→ **DATASET ENTRIES**:

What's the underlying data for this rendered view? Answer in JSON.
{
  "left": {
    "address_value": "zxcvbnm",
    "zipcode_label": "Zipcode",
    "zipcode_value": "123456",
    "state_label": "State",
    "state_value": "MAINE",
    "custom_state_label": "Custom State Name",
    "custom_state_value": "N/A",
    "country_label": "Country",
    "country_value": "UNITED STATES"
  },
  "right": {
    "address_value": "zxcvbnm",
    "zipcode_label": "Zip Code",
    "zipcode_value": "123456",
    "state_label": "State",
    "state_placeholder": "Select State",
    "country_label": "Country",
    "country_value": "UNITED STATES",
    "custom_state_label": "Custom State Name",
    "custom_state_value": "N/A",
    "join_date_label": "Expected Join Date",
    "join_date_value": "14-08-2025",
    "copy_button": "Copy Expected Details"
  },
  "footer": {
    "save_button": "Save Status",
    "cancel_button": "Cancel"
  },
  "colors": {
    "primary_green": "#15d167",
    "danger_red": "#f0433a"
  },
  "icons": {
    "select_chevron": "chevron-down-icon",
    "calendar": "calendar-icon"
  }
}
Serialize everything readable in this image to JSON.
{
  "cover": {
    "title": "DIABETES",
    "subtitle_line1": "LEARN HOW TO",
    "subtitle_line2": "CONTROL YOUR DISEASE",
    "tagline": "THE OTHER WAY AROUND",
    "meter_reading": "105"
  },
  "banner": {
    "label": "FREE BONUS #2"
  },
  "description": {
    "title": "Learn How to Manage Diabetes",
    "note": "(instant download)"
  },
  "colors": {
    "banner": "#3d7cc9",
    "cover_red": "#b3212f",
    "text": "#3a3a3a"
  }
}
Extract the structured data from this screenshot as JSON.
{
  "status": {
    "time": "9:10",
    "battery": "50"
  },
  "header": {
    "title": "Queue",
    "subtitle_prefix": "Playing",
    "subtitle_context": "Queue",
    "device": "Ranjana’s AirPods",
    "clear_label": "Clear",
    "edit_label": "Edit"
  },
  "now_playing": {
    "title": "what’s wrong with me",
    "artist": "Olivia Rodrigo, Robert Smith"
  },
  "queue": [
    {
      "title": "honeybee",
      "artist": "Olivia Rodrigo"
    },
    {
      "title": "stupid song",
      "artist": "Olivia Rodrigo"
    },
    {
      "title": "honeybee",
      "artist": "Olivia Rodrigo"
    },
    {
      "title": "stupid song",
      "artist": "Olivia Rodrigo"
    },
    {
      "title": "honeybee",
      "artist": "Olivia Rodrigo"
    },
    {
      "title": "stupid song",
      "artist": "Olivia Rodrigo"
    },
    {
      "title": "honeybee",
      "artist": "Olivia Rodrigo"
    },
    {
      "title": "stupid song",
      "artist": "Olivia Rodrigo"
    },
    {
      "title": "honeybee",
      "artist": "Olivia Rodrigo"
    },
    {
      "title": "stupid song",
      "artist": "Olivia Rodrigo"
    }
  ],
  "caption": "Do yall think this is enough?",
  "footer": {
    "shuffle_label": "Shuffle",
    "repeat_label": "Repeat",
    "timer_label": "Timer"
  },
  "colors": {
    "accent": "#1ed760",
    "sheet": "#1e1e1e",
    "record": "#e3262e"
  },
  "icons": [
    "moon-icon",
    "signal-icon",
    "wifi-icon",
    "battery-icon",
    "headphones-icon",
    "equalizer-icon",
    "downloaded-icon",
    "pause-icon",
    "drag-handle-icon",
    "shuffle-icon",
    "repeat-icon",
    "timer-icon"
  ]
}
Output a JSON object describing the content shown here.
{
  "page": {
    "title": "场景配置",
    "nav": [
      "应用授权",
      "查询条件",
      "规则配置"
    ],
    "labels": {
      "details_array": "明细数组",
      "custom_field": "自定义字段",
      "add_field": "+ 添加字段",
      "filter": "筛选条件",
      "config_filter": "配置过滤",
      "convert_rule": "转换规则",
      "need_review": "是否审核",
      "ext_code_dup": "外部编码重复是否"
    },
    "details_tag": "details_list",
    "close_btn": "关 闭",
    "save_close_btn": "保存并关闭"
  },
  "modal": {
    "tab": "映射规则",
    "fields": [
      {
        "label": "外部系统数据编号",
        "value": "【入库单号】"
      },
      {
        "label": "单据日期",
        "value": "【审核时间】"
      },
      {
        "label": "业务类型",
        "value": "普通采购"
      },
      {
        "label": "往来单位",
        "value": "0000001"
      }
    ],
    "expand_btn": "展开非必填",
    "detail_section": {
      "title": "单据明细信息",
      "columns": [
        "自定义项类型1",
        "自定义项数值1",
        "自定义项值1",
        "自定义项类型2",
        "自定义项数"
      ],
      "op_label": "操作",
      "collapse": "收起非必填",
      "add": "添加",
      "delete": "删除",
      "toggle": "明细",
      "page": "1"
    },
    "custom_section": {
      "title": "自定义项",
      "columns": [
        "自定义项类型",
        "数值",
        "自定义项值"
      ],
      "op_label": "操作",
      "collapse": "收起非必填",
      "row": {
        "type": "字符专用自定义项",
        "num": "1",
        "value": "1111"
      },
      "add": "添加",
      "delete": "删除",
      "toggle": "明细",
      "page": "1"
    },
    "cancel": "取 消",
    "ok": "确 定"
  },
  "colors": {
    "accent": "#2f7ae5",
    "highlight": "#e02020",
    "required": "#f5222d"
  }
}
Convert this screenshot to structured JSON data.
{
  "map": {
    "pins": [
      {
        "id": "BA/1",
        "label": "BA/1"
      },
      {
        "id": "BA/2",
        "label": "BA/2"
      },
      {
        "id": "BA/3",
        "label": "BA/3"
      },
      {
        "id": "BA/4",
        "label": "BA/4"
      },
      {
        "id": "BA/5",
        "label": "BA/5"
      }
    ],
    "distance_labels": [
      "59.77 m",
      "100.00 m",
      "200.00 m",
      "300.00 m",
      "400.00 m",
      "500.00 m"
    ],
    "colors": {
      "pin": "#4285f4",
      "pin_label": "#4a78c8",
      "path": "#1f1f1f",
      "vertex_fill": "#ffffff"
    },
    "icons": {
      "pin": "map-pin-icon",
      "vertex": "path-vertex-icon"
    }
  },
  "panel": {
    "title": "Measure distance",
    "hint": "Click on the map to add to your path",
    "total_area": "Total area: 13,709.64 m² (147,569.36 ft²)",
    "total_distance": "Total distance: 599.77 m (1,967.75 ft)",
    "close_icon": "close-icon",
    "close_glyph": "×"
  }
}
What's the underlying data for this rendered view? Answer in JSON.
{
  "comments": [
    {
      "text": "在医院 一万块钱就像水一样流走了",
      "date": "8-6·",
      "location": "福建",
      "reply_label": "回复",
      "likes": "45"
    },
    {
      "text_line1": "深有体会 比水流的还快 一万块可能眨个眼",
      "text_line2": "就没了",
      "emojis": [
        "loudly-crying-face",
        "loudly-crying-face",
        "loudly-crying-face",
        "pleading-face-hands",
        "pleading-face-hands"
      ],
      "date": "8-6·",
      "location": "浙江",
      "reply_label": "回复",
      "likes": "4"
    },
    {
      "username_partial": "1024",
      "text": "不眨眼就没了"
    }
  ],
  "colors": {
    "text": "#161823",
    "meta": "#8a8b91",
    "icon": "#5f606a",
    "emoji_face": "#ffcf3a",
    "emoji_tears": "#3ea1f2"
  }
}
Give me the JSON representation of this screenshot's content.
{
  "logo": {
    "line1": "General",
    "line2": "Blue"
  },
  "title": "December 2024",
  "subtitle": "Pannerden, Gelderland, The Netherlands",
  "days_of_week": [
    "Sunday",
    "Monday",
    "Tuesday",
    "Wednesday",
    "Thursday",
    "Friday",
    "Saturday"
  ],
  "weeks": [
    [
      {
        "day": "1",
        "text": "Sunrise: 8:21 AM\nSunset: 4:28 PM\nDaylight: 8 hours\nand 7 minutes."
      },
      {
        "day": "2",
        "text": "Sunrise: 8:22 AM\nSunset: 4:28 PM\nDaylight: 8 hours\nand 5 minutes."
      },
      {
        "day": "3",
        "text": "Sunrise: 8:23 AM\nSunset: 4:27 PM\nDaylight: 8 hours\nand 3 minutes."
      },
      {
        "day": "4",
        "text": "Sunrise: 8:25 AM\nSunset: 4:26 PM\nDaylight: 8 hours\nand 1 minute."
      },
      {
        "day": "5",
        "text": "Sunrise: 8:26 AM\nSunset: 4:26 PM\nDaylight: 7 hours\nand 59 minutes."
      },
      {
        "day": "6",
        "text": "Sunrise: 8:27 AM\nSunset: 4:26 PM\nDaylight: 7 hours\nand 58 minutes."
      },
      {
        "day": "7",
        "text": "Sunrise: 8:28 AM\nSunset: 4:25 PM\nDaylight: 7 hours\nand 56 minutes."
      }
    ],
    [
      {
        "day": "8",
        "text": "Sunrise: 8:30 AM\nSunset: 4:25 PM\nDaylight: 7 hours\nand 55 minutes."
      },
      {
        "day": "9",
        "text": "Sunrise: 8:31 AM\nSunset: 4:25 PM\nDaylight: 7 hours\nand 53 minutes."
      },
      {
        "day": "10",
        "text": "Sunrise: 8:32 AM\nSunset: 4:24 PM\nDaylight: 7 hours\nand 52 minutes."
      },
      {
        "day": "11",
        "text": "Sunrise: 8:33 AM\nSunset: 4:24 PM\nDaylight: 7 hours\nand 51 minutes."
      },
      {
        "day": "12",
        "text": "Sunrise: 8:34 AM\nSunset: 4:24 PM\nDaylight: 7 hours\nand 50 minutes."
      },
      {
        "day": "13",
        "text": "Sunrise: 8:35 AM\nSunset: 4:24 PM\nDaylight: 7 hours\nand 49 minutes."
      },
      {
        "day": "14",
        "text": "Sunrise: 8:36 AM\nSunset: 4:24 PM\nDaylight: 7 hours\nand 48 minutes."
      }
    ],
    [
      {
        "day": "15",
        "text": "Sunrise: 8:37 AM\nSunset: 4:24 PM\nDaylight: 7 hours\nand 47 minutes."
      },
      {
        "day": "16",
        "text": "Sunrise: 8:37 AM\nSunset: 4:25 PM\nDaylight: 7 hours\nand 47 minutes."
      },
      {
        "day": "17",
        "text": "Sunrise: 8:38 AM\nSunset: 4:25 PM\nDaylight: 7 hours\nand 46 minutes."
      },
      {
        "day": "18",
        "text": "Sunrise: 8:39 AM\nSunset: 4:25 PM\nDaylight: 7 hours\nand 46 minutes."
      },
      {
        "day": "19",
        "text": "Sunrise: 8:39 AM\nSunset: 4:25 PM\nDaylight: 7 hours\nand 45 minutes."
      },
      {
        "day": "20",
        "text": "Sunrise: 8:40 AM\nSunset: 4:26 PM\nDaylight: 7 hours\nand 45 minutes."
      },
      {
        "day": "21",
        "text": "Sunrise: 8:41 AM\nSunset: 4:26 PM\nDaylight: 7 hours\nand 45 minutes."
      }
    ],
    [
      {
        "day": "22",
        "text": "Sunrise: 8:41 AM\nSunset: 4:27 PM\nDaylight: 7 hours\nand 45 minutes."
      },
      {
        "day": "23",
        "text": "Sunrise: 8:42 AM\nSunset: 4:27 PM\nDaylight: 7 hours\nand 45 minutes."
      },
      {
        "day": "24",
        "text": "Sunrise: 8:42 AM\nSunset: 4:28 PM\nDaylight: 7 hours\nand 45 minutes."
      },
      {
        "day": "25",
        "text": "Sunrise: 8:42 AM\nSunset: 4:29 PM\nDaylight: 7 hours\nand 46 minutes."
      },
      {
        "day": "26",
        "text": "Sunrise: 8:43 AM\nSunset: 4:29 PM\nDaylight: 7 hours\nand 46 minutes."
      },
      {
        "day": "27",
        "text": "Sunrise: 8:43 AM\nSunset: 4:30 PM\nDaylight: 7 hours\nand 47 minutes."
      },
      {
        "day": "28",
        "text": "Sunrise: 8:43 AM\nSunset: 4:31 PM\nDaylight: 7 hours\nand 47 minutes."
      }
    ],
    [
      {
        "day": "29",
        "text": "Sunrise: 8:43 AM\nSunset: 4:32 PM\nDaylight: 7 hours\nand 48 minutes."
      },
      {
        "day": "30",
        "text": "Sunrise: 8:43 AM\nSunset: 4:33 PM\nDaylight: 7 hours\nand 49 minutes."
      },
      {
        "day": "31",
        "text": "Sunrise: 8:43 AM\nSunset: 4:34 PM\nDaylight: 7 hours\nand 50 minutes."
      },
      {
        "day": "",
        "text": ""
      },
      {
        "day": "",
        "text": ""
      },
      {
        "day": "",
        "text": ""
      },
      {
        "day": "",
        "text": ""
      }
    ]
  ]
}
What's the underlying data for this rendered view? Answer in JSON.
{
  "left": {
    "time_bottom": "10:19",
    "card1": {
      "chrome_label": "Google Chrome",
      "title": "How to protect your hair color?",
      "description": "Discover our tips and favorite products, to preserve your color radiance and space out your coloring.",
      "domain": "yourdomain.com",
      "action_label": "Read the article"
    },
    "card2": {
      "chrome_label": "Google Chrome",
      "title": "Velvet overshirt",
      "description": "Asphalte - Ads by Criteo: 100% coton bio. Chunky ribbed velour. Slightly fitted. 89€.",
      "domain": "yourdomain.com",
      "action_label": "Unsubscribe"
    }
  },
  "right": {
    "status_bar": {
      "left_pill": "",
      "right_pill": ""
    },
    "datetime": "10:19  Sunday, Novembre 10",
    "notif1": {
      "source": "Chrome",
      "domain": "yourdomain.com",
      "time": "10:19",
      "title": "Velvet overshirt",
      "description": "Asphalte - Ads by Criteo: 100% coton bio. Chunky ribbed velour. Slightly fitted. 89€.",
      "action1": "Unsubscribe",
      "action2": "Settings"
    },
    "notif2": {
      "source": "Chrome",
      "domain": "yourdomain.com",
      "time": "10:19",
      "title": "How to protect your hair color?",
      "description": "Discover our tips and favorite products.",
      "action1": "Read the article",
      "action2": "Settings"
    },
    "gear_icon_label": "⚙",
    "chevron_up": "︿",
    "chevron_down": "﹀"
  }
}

→ **REQUIRED TASK**: Copy every line from the records above that contains the word "article".

→ **WRITTEN REPLY**:
      "action_label": "Read the article"
      "action1": "Read the article",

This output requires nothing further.